Write out every line of the material exactly as it appears.
═══ Data provided
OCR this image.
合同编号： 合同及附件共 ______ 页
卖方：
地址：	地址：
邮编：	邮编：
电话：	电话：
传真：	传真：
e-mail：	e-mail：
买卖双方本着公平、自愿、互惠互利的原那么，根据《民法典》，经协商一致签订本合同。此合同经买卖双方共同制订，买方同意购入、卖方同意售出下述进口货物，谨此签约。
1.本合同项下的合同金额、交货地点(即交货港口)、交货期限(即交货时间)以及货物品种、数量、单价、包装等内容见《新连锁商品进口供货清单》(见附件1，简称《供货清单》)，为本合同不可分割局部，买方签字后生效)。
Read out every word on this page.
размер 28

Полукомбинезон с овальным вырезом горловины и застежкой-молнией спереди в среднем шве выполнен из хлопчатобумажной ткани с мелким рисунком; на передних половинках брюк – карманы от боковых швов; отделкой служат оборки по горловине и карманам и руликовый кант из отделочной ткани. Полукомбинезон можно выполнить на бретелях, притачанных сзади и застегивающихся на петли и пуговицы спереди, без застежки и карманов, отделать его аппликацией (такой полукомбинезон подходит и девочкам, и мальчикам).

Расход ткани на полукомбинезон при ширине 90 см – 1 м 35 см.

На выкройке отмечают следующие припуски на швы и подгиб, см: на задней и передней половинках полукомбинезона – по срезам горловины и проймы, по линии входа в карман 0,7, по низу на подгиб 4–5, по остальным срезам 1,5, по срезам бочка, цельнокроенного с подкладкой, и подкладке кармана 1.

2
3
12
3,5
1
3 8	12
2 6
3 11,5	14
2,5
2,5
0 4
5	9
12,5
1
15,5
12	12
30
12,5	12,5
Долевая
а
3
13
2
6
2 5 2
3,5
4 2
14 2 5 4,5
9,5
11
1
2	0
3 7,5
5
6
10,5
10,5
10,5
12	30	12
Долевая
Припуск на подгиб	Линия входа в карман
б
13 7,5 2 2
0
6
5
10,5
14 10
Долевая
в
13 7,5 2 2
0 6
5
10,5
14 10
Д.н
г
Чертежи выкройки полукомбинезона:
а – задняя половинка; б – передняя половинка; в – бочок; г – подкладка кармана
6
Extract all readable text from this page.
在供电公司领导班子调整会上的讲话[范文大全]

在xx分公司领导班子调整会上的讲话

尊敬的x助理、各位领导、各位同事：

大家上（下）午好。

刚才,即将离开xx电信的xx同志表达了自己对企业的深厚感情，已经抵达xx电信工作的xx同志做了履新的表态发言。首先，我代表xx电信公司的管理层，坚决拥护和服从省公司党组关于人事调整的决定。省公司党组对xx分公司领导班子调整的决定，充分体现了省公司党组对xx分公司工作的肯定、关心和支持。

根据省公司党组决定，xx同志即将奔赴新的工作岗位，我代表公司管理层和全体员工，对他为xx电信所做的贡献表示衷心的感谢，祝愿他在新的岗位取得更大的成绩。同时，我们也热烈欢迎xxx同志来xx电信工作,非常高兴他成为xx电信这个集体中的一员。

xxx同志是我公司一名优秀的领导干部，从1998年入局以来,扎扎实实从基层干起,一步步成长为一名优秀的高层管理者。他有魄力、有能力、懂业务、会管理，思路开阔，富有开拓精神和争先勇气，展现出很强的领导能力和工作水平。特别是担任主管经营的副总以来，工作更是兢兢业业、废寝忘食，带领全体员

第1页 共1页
══════
## Exercise result
OCR this image.
合同编号： 合同及附件共 ______ 页
卖方：
地址：	地址：
邮编：	邮编：
电话：	电话：
传真：	传真：
e-mail：	e-mail：
买卖双方本着公平、自愿、互惠互利的原那么，根据《民法典》，经协商一致签订本合同。此合同经买卖双方共同制订，买方同意购入、卖方同意售出下述进口货物，谨此签约。
1.本合同项下的合同金额、交货地点(即交货港口)、交货期限(即交货时间)以及货物品种、数量、单价、包装等内容见《新连锁商品进口供货清单》(见附件1，简称《供货清单》)，为本合同不可分割局部，买方签字后生效)。
Read out every word on this page.
размер 28

Полукомбинезон с овальным вырезом горловины и застежкой-молнией спереди в среднем шве выполнен из хлопчатобумажной ткани с мелким рисунком; на передних половинках брюк – карманы от боковых швов; отделкой служат оборки по горловине и карманам и руликовый кант из отделочной ткани. Полукомбинезон можно выполнить на бретелях, притачанных сзади и застегивающихся на петли и пуговицы спереди, без застежки и карманов, отделать его аппликацией (такой полукомбинезон подходит и девочкам, и мальчикам).

Расход ткани на полукомбинезон при ширине 90 см – 1 м 35 см.

На выкройке отмечают следующие припуски на швы и подгиб, см: на задней и передней половинках полукомбинезона – по срезам горловины и проймы, по линии входа в карман 0,7, по низу на подгиб 4–5, по остальным срезам 1,5, по срезам бочка, цельнокроенного с подкладкой, и подкладке кармана 1.

2
3
12
3,5
1
3 8	12
2 6
3 11,5	14
2,5
2,5
0 4
5	9
12,5
1
15,5
12	12
30
12,5	12,5
Долевая
а
3
13
2
6
2 5 2
3,5
4 2
14 2 5 4,5
9,5
11
1
2	0
3 7,5
5
6
10,5
10,5
10,5
12	30	12
Долевая
Припуск на подгиб	Линия входа в карман
б
13 7,5 2 2
0
6
5
10,5
14 10
Долевая
в
13 7,5 2 2
0 6
5
10,5
14 10
Д.н
г
Чертежи выкройки полукомбинезона:
а – задняя половинка; б – передняя половинка; в – бочок; г – подкладка кармана
6
Extract all readable text from this page.
在供电公司领导班子调整会上的讲话[范文大全]

在xx分公司领导班子调整会上的讲话

尊敬的x助理、各位领导、各位同事：

大家上（下）午好。

刚才,即将离开xx电信的xx同志表达了自己对企业的深厚感情，已经抵达xx电信工作的xx同志做了履新的表态发言。首先，我代表xx电信公司的管理层，坚决拥护和服从省公司党组关于人事调整的决定。省公司党组对xx分公司领导班子调整的决定，充分体现了省公司党组对xx分公司工作的肯定、关心和支持。

根据省公司党组决定，xx同志即将奔赴新的工作岗位，我代表公司管理层和全体员工，对他为xx电信所做的贡献表示衷心的感谢，祝愿他在新的岗位取得更大的成绩。同时，我们也热烈欢迎xxx同志来xx电信工作,非常高兴他成为xx电信这个集体中的一员。

xxx同志是我公司一名优秀的领导干部，从1998年入局以来,扎扎实实从基层干起,一步步成长为一名优秀的高层管理者。他有魄力、有能力、懂业务、会管理，思路开阔，富有开拓精神和争先勇气，展现出很强的领导能力和工作水平。特别是担任主管经营的副总以来，工作更是兢兢业业、废寝忘食，带领全体员

第1页 共1页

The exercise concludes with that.